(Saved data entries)
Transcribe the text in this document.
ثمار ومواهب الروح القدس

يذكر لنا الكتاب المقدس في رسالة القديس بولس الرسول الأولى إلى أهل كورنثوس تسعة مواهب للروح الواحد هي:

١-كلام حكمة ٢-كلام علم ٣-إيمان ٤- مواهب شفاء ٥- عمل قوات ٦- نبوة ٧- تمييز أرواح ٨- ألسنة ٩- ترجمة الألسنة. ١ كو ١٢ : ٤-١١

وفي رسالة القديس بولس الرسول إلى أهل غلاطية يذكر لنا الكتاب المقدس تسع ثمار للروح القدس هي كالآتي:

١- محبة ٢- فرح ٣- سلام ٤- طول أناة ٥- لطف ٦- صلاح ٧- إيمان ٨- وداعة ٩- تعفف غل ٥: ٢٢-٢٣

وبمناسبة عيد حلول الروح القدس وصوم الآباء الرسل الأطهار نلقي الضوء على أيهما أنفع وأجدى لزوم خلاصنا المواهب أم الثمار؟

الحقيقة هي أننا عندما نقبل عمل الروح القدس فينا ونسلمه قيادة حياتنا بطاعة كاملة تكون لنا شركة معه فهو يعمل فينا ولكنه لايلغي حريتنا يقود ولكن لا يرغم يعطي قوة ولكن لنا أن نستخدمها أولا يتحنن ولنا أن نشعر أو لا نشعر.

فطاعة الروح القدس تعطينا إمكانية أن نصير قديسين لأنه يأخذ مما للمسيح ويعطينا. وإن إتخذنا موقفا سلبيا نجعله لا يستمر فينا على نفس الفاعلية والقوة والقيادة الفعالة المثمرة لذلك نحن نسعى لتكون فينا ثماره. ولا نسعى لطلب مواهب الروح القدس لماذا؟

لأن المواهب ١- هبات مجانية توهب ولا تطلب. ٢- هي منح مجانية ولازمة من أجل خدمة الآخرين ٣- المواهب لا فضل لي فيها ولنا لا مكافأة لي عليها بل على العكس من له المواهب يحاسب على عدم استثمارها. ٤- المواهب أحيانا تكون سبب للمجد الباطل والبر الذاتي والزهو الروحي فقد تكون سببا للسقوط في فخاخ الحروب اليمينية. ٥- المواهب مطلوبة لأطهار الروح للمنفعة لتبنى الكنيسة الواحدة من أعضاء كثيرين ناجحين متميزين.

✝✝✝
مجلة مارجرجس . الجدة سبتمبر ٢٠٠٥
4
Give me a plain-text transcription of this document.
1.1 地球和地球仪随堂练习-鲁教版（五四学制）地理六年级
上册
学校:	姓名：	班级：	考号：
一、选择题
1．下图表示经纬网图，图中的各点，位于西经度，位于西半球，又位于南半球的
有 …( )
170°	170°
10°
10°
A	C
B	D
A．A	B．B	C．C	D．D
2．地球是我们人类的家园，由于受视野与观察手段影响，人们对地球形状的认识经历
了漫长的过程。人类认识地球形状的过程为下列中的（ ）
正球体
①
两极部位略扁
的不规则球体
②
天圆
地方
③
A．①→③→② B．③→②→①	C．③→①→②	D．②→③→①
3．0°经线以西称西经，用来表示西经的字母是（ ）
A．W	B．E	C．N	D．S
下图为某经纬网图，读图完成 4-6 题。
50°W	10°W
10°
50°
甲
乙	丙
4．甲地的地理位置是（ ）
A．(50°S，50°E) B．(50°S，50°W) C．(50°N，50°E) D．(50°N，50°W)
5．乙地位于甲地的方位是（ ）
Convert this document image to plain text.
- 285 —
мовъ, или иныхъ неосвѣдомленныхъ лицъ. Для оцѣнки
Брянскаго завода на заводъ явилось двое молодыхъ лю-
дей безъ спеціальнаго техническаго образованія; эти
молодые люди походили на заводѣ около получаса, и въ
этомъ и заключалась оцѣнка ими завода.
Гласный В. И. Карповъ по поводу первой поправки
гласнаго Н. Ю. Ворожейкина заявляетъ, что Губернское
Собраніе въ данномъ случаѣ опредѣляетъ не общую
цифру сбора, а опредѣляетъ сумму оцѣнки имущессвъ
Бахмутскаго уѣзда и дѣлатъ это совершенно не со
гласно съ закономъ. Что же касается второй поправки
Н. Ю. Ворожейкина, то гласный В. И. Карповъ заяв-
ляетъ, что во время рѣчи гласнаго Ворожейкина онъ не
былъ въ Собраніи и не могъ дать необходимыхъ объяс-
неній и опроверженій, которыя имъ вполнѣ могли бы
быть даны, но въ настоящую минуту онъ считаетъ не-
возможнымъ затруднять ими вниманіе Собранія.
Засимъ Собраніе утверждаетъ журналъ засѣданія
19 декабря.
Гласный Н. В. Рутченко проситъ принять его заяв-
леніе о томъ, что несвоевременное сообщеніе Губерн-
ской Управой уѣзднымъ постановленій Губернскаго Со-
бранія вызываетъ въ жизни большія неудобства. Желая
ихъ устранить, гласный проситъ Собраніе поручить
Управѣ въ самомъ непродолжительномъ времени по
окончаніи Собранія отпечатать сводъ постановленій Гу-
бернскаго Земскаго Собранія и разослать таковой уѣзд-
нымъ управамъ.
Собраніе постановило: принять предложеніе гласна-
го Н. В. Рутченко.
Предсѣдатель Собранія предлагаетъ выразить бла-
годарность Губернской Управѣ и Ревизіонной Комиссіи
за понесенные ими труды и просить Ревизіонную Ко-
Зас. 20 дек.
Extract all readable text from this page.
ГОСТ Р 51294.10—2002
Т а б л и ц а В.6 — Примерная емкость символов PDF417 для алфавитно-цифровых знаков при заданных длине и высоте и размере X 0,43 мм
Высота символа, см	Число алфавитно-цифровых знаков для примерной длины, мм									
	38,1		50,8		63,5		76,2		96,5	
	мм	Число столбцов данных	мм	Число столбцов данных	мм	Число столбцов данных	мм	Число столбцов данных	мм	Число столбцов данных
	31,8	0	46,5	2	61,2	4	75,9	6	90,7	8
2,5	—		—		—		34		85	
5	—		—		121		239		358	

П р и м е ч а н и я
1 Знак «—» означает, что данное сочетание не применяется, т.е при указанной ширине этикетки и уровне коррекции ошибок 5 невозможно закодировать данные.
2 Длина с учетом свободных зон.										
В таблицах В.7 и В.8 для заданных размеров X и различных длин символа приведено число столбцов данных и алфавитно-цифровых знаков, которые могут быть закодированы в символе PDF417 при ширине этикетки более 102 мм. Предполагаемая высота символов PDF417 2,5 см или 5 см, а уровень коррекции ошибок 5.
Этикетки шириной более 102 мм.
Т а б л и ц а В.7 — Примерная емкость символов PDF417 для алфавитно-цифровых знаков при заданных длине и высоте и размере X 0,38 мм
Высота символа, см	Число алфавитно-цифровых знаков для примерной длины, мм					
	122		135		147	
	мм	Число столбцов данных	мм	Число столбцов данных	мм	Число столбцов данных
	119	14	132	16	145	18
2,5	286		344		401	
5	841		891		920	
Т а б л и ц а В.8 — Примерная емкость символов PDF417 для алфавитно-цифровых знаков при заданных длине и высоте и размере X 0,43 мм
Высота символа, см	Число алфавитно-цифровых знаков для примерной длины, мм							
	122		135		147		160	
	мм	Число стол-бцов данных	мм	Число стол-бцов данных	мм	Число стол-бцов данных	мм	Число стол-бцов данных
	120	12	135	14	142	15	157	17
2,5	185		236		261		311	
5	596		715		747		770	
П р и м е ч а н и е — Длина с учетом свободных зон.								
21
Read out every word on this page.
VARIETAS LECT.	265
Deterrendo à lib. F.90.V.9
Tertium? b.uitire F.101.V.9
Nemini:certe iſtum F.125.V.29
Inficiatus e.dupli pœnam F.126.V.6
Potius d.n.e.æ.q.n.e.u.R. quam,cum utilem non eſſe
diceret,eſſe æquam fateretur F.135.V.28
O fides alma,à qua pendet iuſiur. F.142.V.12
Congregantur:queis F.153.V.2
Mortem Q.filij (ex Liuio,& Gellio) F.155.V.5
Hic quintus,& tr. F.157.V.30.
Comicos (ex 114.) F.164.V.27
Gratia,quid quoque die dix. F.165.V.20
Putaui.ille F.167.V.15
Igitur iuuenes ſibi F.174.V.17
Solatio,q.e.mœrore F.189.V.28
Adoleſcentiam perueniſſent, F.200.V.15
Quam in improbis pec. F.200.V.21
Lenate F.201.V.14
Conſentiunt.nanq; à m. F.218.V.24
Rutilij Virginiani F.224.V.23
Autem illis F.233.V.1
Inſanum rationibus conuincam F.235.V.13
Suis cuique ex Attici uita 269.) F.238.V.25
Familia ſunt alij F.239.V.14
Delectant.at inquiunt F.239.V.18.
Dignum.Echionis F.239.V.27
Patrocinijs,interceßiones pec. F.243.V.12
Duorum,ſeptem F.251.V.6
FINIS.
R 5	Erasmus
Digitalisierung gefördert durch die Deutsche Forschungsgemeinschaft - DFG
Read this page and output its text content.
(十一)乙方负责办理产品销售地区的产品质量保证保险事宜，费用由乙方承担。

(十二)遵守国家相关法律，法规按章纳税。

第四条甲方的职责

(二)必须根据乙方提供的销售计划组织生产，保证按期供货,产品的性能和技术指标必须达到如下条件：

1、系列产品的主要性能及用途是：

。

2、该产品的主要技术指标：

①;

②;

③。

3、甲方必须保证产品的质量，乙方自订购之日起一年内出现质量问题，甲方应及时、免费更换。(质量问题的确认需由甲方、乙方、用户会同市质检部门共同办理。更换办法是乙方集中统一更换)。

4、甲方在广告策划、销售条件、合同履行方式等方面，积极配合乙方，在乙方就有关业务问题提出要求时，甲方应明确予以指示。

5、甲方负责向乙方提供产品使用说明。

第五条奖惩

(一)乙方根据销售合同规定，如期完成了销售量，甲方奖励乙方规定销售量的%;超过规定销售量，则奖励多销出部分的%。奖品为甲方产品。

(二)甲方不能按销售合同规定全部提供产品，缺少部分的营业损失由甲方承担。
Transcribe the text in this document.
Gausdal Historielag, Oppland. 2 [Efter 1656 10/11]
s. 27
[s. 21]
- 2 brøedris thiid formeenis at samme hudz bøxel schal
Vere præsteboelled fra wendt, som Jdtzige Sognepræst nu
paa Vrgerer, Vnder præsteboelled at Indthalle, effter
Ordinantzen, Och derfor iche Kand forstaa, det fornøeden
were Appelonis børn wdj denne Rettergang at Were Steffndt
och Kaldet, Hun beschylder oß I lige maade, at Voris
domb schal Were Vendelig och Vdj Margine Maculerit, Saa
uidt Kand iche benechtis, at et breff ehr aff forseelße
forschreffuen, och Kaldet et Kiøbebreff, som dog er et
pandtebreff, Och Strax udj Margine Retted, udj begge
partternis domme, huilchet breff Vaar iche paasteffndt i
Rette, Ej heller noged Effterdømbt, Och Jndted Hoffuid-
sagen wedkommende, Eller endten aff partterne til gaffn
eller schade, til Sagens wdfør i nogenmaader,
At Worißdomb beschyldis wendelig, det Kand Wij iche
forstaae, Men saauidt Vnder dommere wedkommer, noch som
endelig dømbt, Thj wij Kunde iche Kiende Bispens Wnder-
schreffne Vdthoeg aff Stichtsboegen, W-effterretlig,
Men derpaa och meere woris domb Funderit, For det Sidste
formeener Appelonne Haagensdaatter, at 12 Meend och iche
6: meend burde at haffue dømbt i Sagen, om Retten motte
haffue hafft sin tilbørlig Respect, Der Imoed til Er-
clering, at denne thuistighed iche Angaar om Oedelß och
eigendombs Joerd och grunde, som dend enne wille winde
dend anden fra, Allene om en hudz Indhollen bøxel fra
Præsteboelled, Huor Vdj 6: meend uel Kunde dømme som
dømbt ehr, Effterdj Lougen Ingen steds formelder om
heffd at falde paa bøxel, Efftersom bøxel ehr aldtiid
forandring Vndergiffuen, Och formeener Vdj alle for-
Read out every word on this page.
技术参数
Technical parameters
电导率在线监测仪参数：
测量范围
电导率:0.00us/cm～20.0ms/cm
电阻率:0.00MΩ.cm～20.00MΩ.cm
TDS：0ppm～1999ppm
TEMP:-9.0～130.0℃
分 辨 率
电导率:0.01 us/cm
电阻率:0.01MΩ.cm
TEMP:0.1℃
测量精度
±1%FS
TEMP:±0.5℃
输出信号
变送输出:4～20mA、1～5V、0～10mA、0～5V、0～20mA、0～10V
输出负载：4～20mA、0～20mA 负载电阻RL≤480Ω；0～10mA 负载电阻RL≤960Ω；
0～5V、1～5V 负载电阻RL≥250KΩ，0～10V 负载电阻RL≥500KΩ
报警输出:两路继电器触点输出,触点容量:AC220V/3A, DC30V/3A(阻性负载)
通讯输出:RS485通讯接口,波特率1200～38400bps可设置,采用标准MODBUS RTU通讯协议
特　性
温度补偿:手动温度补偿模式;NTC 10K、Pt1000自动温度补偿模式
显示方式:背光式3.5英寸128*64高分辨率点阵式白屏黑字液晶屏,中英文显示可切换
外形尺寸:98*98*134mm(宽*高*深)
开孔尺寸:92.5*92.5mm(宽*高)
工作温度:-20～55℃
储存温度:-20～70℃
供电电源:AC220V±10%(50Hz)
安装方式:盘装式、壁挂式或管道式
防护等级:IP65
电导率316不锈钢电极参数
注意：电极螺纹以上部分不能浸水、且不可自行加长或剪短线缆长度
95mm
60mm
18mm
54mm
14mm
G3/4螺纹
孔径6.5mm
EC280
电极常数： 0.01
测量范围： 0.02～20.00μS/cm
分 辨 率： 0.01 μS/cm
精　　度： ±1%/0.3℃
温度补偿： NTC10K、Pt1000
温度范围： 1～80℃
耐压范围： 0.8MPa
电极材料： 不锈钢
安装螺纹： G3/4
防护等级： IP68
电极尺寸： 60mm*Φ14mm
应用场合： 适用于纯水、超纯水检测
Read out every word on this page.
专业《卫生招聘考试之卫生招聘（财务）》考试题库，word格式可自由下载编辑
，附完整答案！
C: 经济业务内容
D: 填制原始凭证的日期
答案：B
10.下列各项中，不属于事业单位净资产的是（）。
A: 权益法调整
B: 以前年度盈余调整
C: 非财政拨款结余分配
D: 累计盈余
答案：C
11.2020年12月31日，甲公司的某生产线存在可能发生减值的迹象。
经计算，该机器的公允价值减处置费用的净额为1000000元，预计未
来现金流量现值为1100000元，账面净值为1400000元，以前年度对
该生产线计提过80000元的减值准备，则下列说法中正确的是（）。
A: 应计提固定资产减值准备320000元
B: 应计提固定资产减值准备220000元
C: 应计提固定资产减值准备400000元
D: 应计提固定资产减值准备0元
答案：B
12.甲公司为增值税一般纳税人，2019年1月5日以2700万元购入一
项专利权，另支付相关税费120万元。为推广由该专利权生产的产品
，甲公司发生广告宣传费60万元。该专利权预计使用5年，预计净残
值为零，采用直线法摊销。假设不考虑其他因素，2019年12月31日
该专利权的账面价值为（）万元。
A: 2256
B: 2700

■ **TASK PROMPT**
Count the lines that include the word "القديس" and state the result as a bare number.

■ **ANSWER FOR THIS EXERCISE**
2